>>>

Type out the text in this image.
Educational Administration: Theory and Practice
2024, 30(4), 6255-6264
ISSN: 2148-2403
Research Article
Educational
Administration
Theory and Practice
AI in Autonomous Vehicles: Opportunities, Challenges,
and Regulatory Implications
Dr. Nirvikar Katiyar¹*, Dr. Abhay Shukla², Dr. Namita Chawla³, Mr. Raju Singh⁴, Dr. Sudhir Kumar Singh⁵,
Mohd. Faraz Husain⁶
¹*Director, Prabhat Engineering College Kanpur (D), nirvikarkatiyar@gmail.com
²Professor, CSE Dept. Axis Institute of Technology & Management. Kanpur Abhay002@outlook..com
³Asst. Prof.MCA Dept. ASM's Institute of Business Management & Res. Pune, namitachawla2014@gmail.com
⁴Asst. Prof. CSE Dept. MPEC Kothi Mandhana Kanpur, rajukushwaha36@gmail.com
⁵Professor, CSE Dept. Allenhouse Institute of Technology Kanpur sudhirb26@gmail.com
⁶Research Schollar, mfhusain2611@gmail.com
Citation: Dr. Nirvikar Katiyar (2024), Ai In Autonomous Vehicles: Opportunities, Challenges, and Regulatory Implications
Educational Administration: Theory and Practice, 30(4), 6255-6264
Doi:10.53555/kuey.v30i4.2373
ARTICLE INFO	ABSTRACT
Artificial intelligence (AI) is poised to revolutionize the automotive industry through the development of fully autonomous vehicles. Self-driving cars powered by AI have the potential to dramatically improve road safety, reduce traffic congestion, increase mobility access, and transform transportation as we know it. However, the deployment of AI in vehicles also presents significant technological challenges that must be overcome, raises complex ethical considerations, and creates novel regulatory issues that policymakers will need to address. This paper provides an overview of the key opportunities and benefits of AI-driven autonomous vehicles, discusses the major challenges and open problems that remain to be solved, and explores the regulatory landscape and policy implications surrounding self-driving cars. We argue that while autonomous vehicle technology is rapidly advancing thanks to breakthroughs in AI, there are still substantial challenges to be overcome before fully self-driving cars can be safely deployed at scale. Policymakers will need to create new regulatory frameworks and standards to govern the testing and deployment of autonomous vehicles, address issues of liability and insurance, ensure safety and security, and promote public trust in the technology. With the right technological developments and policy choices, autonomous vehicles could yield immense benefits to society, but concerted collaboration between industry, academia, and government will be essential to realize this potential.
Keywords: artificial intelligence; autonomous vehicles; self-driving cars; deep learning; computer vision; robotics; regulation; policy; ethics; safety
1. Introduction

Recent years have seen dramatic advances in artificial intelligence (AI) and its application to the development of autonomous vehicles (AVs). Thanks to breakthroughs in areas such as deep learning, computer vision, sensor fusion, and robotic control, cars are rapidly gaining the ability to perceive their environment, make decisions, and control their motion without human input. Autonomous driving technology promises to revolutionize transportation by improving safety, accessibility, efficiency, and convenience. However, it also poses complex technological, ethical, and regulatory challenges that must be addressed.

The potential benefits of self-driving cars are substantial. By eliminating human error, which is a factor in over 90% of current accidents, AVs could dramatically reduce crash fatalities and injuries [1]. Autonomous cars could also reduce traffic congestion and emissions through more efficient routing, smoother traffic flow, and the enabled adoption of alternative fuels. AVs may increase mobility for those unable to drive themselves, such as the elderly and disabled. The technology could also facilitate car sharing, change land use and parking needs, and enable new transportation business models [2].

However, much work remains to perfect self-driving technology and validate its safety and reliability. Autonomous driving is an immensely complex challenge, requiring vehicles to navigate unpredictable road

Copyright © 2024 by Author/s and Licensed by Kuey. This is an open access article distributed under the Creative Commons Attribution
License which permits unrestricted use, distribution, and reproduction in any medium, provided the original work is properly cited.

<<<

_Stated problem_. Find all lines with "Institute" in them and copy each one.

_Reply to the exercise_.
²Professor, CSE Dept. Axis Institute of Technology & Management. Kanpur Abhay002@outlook..com
³Asst. Prof.MCA Dept. ASM's Institute of Business Management & Res. Pune, namitachawla2014@gmail.com
⁵Professor, CSE Dept. Allenhouse Institute of Technology Kanpur sudhirb26@gmail.com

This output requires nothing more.